= Records from a collection of figures =
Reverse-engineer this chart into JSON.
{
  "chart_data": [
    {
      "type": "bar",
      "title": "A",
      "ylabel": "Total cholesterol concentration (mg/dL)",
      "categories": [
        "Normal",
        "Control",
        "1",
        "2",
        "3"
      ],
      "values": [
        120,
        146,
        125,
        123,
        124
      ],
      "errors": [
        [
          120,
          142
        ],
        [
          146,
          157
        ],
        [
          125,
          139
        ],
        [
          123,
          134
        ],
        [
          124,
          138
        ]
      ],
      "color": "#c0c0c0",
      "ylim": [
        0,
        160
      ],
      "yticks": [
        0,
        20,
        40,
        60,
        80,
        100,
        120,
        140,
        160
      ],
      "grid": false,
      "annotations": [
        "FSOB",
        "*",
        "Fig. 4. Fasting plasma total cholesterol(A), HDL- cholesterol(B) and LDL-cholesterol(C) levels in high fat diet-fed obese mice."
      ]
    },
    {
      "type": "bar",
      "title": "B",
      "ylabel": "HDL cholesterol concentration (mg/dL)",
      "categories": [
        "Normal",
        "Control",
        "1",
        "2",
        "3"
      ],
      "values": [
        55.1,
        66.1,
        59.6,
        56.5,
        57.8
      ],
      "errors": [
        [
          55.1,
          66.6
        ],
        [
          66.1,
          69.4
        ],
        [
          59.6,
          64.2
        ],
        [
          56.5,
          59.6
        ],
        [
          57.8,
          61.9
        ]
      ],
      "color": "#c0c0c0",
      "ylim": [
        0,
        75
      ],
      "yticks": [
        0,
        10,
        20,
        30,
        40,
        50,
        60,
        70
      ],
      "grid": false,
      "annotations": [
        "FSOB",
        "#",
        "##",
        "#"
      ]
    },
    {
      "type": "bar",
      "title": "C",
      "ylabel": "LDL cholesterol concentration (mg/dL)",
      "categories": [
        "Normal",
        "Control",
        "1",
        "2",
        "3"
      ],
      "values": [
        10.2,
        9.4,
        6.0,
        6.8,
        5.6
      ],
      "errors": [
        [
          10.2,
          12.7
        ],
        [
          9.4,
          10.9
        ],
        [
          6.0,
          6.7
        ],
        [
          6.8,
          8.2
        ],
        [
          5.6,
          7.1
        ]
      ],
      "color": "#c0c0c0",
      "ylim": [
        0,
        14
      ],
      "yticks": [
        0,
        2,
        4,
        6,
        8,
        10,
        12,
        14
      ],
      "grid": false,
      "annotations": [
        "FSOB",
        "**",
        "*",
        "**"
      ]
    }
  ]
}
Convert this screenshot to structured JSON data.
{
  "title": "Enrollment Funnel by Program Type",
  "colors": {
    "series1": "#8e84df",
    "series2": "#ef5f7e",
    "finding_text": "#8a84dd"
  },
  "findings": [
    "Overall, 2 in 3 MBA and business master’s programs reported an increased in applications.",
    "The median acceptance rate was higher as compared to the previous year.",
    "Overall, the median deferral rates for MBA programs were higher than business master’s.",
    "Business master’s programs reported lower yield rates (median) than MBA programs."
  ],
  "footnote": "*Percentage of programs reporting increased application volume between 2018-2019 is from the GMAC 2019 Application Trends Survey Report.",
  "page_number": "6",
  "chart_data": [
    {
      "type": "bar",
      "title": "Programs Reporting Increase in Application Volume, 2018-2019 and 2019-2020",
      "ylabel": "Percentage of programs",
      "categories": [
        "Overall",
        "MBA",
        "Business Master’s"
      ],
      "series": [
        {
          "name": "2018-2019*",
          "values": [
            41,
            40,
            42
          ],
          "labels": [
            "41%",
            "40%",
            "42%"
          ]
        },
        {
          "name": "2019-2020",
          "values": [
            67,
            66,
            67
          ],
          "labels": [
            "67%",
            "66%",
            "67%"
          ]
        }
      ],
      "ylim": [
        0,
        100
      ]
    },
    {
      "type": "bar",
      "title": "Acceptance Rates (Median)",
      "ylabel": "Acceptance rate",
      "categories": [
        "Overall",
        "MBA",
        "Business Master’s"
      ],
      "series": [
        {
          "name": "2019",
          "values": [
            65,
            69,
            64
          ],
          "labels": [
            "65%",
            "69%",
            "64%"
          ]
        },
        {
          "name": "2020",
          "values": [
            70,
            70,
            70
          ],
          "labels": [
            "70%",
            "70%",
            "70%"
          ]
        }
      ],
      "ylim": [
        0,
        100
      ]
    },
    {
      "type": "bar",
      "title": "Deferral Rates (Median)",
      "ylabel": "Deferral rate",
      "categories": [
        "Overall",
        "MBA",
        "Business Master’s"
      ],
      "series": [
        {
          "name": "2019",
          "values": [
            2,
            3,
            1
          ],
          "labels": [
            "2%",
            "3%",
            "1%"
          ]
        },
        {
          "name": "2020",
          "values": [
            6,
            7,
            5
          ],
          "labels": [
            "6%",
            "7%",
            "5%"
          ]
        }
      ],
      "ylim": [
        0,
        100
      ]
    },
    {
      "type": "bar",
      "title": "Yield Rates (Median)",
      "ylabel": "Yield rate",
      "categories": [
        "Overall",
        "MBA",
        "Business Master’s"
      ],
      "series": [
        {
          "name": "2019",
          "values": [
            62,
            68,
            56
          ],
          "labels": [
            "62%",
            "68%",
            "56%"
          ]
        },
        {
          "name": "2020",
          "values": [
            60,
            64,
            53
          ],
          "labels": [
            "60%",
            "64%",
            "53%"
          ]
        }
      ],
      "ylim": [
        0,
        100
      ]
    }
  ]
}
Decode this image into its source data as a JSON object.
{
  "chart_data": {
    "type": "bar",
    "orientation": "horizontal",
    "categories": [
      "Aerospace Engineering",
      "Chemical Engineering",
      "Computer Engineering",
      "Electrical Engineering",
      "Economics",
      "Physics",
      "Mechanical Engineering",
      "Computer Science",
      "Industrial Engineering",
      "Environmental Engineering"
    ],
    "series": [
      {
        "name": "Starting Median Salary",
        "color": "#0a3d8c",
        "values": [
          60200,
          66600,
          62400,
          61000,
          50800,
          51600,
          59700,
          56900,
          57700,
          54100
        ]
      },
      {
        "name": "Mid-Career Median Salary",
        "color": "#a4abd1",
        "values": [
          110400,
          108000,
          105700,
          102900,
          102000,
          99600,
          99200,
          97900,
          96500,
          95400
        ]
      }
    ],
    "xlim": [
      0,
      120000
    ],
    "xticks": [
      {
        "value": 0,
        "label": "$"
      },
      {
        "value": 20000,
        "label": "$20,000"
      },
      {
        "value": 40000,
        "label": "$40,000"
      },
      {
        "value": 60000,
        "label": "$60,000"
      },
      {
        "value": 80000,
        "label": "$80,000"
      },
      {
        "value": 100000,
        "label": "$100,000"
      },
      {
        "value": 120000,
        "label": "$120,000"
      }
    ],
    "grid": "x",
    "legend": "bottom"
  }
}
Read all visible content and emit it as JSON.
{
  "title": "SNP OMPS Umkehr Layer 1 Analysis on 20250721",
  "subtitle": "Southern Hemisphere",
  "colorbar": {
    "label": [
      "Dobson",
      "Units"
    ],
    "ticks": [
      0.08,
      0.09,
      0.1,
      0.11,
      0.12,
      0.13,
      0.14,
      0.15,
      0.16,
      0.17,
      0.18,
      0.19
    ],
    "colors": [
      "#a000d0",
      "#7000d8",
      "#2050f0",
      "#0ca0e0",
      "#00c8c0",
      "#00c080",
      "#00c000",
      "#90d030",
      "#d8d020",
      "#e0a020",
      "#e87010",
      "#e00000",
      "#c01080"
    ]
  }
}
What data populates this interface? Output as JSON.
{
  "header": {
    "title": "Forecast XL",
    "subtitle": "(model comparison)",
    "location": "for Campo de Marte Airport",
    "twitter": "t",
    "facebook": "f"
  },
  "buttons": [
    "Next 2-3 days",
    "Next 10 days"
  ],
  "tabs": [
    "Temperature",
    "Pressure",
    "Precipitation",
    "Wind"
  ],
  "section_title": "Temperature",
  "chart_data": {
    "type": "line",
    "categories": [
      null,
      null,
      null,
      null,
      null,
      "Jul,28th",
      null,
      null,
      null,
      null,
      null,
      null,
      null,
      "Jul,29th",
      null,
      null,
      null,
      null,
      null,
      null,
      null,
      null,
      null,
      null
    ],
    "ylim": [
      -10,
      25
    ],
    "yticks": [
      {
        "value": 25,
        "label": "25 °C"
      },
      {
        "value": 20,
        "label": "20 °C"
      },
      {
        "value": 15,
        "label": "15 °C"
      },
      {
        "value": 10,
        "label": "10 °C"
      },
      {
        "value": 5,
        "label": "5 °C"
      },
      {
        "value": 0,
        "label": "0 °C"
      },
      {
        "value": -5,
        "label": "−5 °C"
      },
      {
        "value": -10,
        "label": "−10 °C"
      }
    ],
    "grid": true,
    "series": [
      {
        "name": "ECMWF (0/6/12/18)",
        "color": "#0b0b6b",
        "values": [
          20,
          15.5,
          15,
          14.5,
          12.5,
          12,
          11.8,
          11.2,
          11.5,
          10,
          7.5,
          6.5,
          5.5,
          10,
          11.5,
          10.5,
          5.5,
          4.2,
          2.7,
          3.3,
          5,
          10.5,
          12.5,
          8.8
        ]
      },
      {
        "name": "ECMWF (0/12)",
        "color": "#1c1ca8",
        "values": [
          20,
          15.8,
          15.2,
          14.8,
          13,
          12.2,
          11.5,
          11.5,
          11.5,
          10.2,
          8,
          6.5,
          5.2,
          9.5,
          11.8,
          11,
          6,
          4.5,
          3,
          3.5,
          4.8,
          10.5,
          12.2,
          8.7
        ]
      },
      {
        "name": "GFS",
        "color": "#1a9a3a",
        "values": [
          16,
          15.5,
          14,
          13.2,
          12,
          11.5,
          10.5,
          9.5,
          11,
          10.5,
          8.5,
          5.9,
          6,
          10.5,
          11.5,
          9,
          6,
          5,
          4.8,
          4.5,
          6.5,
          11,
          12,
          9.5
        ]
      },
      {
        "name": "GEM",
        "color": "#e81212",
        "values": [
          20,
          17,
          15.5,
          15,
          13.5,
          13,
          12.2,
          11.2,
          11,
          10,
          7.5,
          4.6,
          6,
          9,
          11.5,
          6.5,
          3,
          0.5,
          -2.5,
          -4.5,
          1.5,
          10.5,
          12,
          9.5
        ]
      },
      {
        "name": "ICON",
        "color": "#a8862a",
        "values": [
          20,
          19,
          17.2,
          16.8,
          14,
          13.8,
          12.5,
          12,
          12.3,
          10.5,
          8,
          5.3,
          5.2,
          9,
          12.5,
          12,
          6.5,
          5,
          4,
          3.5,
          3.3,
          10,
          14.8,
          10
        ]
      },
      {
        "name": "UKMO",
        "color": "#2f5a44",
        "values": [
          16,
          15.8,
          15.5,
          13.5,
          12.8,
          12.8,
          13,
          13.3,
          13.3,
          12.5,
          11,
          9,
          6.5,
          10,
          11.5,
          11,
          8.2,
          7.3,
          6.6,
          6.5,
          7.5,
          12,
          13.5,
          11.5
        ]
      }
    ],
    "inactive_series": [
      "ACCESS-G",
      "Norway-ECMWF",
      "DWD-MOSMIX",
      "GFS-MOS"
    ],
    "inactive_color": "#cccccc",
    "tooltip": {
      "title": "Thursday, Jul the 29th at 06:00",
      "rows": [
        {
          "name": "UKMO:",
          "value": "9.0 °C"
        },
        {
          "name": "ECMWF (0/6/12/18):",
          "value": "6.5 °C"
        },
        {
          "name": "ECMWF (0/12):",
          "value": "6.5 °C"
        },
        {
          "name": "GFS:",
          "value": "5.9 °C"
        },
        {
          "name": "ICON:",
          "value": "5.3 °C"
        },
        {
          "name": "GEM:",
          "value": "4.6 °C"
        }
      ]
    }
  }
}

= The request =
Give the count of lines holding the word "ECMWF" and nothing more.

= Output below =
5